*Task to complete*. Sort through the data and copy the lines holding the word "Aleph".

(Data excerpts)
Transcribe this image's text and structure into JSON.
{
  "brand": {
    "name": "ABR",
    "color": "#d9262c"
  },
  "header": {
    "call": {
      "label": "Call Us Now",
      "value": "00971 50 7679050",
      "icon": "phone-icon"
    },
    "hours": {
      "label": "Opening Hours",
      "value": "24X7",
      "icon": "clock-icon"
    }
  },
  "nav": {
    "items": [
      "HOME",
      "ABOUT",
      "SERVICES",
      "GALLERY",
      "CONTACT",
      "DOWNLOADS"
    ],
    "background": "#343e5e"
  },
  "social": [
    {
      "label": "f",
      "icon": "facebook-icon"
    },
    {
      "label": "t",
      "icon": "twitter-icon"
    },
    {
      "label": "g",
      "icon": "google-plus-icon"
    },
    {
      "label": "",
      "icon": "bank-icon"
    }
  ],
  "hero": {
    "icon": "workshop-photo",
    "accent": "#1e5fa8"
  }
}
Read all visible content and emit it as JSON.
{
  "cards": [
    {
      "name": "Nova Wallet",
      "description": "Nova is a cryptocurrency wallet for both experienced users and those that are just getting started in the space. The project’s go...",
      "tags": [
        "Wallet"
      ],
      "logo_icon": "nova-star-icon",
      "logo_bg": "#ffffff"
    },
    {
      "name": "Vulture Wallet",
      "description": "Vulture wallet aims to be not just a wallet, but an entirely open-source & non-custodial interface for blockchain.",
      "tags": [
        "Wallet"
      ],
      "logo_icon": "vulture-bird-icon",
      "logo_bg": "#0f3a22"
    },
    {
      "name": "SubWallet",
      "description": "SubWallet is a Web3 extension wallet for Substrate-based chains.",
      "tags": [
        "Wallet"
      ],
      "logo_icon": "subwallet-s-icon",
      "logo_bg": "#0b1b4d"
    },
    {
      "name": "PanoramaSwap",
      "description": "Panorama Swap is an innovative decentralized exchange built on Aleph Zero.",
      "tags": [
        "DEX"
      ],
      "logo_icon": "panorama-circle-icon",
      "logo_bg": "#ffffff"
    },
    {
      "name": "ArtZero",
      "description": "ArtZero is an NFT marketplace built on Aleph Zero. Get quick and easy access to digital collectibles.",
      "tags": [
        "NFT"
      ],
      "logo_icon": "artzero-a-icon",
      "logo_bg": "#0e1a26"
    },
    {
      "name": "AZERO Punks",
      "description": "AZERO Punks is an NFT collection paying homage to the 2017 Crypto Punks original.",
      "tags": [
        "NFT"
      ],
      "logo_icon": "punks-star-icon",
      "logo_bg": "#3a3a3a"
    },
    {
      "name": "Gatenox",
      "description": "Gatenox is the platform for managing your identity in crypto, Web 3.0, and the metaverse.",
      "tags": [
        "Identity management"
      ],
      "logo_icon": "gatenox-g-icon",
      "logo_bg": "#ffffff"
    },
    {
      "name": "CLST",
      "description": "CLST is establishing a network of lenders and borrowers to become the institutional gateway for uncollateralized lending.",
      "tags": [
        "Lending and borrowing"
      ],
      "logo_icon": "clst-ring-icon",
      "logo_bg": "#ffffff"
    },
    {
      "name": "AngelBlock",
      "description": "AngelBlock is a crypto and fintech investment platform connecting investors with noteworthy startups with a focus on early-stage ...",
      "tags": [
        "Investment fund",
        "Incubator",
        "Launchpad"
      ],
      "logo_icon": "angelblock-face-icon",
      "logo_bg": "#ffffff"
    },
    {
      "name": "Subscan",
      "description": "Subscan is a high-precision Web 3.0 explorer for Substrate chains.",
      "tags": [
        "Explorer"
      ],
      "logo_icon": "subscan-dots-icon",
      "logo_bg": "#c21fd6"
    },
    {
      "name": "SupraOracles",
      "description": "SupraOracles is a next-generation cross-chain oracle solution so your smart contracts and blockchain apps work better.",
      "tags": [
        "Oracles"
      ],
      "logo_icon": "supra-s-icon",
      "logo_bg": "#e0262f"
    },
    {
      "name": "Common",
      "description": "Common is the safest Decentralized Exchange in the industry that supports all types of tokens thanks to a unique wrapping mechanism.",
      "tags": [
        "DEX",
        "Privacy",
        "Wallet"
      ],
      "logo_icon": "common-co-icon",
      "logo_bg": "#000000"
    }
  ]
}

*Exercise answer*.
      "description": "Panorama Swap is an innovative decentralized exchange built on Aleph Zero.",
      "description": "ArtZero is an NFT marketplace built on Aleph Zero. Get quick and easy access to digital collectibles.",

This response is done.